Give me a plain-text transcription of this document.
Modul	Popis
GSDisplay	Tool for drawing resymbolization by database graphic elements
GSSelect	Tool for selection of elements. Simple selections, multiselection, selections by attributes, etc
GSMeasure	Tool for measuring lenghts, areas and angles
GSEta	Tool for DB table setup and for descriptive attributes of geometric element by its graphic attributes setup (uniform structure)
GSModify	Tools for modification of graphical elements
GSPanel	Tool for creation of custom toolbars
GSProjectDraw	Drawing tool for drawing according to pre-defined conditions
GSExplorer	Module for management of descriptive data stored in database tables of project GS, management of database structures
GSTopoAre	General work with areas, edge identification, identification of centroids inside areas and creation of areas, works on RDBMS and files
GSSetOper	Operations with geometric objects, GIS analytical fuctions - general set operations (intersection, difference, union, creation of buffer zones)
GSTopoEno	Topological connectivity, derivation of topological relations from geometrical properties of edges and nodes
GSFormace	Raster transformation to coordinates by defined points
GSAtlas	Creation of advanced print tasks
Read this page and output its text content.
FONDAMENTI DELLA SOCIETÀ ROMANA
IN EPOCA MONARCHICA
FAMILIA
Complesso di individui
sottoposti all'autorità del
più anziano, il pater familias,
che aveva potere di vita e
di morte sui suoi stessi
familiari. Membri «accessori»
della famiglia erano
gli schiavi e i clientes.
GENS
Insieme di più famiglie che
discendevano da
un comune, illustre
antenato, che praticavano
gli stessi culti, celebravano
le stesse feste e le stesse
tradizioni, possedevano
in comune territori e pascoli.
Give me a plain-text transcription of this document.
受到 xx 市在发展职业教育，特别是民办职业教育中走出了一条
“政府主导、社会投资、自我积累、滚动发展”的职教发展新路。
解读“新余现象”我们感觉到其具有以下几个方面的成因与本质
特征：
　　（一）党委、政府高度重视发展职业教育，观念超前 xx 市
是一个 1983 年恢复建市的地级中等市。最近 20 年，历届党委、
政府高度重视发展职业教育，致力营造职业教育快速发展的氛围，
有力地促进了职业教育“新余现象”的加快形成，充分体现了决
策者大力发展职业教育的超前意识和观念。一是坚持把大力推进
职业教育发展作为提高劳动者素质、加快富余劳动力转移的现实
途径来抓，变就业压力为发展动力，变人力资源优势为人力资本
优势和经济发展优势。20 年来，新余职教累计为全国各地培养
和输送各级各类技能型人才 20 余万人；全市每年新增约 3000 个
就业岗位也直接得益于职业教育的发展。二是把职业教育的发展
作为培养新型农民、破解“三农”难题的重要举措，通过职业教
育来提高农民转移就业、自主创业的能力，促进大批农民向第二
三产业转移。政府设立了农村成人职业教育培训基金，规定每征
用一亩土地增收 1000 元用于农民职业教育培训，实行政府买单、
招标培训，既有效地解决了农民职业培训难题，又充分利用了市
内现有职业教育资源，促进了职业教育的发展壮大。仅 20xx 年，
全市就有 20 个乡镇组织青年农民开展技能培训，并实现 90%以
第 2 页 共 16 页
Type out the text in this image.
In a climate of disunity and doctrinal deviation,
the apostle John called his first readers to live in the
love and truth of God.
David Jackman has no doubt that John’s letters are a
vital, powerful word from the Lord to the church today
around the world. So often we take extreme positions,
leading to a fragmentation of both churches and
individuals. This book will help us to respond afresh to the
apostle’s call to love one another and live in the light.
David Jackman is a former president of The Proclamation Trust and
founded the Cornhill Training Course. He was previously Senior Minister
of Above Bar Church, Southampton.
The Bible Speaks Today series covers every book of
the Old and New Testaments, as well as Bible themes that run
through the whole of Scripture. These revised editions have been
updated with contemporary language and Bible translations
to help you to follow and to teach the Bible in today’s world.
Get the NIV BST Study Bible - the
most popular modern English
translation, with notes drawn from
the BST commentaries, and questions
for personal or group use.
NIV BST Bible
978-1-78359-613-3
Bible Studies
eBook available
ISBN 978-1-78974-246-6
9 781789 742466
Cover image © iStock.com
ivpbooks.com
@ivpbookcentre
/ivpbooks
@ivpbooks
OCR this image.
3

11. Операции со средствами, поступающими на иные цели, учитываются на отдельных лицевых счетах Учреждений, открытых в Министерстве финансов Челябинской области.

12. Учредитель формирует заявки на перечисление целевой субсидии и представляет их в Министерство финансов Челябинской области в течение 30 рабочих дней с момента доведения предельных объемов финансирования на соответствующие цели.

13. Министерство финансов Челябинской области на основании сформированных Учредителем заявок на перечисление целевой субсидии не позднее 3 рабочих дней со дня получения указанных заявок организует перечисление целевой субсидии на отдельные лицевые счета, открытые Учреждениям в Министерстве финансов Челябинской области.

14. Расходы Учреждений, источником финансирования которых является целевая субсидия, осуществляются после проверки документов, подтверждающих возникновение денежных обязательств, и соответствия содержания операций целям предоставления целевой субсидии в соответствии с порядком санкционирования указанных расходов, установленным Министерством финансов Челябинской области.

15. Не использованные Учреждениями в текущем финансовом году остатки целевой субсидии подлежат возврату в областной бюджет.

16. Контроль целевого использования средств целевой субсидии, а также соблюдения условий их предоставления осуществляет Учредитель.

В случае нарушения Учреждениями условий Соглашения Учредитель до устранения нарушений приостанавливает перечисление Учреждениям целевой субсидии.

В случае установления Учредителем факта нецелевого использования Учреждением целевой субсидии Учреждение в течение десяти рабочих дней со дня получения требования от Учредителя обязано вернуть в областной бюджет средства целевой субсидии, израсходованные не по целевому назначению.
• • •
Return all the data exactly as given.

Give me a plain-text transcription of this document.
Modul	Popis
GSDisplay	Tool for drawing resymbolization by database graphic elements
GSSelect	Tool for selection of elements. Simple selections, multiselection, selections by attributes, etc
GSMeasure	Tool for measuring lenghts, areas and angles
GSEta	Tool for DB table setup and for descriptive attributes of geometric element by its graphic attributes setup (uniform structure)
GSModify	Tools for modification of graphical elements
GSPanel	Tool for creation of custom toolbars
GSProjectDraw	Drawing tool for drawing according to pre-defined conditions
GSExplorer	Module for management of descriptive data stored in database tables of project GS, management of database structures
GSTopoAre	General work with areas, edge identification, identification of centroids inside areas and creation of areas, works on RDBMS and files
GSSetOper	Operations with geometric objects, GIS analytical fuctions - general set operations (intersection, difference, union, creation of buffer zones)
GSTopoEno	Topological connectivity, derivation of topological relations from geometrical properties of edges and nodes
GSFormace	Raster transformation to coordinates by defined points
GSAtlas	Creation of advanced print tasks
Read this page and output its text content.
FONDAMENTI DELLA SOCIETÀ ROMANA
IN EPOCA MONARCHICA
FAMILIA
Complesso di individui
sottoposti all'autorità del
più anziano, il pater familias,
che aveva potere di vita e
di morte sui suoi stessi
familiari. Membri «accessori»
della famiglia erano
gli schiavi e i clientes.
GENS
Insieme di più famiglie che
discendevano da
un comune, illustre
antenato, che praticavano
gli stessi culti, celebravano
le stesse feste e le stesse
tradizioni, possedevano
in comune territori e pascoli.
Give me a plain-text transcription of this document.
受到 xx 市在发展职业教育，特别是民办职业教育中走出了一条
“政府主导、社会投资、自我积累、滚动发展”的职教发展新路。
解读“新余现象”我们感觉到其具有以下几个方面的成因与本质
特征：
　　（一）党委、政府高度重视发展职业教育，观念超前 xx 市
是一个 1983 年恢复建市的地级中等市。最近 20 年，历届党委、
政府高度重视发展职业教育，致力营造职业教育快速发展的氛围，
有力地促进了职业教育“新余现象”的加快形成，充分体现了决
策者大力发展职业教育的超前意识和观念。一是坚持把大力推进
职业教育发展作为提高劳动者素质、加快富余劳动力转移的现实
途径来抓，变就业压力为发展动力，变人力资源优势为人力资本
优势和经济发展优势。20 年来，新余职教累计为全国各地培养
和输送各级各类技能型人才 20 余万人；全市每年新增约 3000 个
就业岗位也直接得益于职业教育的发展。二是把职业教育的发展
作为培养新型农民、破解“三农”难题的重要举措，通过职业教
育来提高农民转移就业、自主创业的能力，促进大批农民向第二
三产业转移。政府设立了农村成人职业教育培训基金，规定每征
用一亩土地增收 1000 元用于农民职业教育培训，实行政府买单、
招标培训，既有效地解决了农民职业培训难题，又充分利用了市
内现有职业教育资源，促进了职业教育的发展壮大。仅 20xx 年，
全市就有 20 个乡镇组织青年农民开展技能培训，并实现 90%以
第 2 页 共 16 页
Type out the text in this image.
In a climate of disunity and doctrinal deviation,
the apostle John called his first readers to live in the
love and truth of God.
David Jackman has no doubt that John’s letters are a
vital, powerful word from the Lord to the church today
around the world. So often we take extreme positions,
leading to a fragmentation of both churches and
individuals. This book will help us to respond afresh to the
apostle’s call to love one another and live in the light.
David Jackman is a former president of The Proclamation Trust and
founded the Cornhill Training Course. He was previously Senior Minister
of Above Bar Church, Southampton.
The Bible Speaks Today series covers every book of
the Old and New Testaments, as well as Bible themes that run
through the whole of Scripture. These revised editions have been
updated with contemporary language and Bible translations
to help you to follow and to teach the Bible in today’s world.
Get the NIV BST Study Bible - the
most popular modern English
translation, with notes drawn from
the BST commentaries, and questions
for personal or group use.
NIV BST Bible
978-1-78359-613-3
Bible Studies
eBook available
ISBN 978-1-78974-246-6
9 781789 742466
Cover image © iStock.com
ivpbooks.com
@ivpbookcentre
/ivpbooks
@ivpbooks
OCR this image.
3

11. Операции со средствами, поступающими на иные цели, учитываются на отдельных лицевых счетах Учреждений, открытых в Министерстве финансов Челябинской области.

12. Учредитель формирует заявки на перечисление целевой субсидии и представляет их в Министерство финансов Челябинской области в течение 30 рабочих дней с момента доведения предельных объемов финансирования на соответствующие цели.

13. Министерство финансов Челябинской области на основании сформированных Учредителем заявок на перечисление целевой субсидии не позднее 3 рабочих дней со дня получения указанных заявок организует перечисление целевой субсидии на отдельные лицевые счета, открытые Учреждениям в Министерстве финансов Челябинской области.

14. Расходы Учреждений, источником финансирования которых является целевая субсидия, осуществляются после проверки документов, подтверждающих возникновение денежных обязательств, и соответствия содержания операций целям предоставления целевой субсидии в соответствии с порядком санкционирования указанных расходов, установленным Министерством финансов Челябинской области.

15. Не использованные Учреждениями в текущем финансовом году остатки целевой субсидии подлежат возврату в областной бюджет.

16. Контроль целевого использования средств целевой субсидии, а также соблюдения условий их предоставления осуществляет Учредитель.

В случае нарушения Учреждениями условий Соглашения Учредитель до устранения нарушений приостанавливает перечисление Учреждениям целевой субсидии.

В случае установления Учредителем факта нецелевого использования Учреждением целевой субсидии Учреждение в течение десяти рабочих дней со дня получения требования от Учредителя обязано вернуть в областной бюджет средства целевой субсидии, израсходованные не по целевому назначению.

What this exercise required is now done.